## Provided material
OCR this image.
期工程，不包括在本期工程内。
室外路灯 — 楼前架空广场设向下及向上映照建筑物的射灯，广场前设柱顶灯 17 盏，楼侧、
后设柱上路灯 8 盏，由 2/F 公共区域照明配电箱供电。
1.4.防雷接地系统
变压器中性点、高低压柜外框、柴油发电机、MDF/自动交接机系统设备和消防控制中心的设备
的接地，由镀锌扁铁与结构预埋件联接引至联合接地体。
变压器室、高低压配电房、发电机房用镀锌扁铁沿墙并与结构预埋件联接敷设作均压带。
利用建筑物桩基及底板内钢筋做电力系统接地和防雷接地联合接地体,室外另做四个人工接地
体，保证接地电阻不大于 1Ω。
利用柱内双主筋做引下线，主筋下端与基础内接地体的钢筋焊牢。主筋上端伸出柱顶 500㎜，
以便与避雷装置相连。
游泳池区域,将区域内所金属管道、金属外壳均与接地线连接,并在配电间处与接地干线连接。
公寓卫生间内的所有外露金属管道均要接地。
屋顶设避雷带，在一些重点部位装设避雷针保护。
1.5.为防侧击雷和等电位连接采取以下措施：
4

## Problem to work on
Transcribe the data. Leave every line exactly as it is.

## Solution to this task
OCR this image.
期工程，不包括在本期工程内。
室外路灯 — 楼前架空广场设向下及向上映照建筑物的射灯，广场前设柱顶灯 17 盏，楼侧、
后设柱上路灯 8 盏，由 2/F 公共区域照明配电箱供电。
1.4.防雷接地系统
变压器中性点、高低压柜外框、柴油发电机、MDF/自动交接机系统设备和消防控制中心的设备
的接地，由镀锌扁铁与结构预埋件联接引至联合接地体。
变压器室、高低压配电房、发电机房用镀锌扁铁沿墙并与结构预埋件联接敷设作均压带。
利用建筑物桩基及底板内钢筋做电力系统接地和防雷接地联合接地体,室外另做四个人工接地
体，保证接地电阻不大于 1Ω。
利用柱内双主筋做引下线，主筋下端与基础内接地体的钢筋焊牢。主筋上端伸出柱顶 500㎜，
以便与避雷装置相连。
游泳池区域,将区域内所金属管道、金属外壳均与接地线连接,并在配电间处与接地干线连接。
公寓卫生间内的所有外露金属管道均要接地。
屋顶设避雷带，在一些重点部位装设避雷针保护。
1.5.为防侧击雷和等电位连接采取以下措施：
4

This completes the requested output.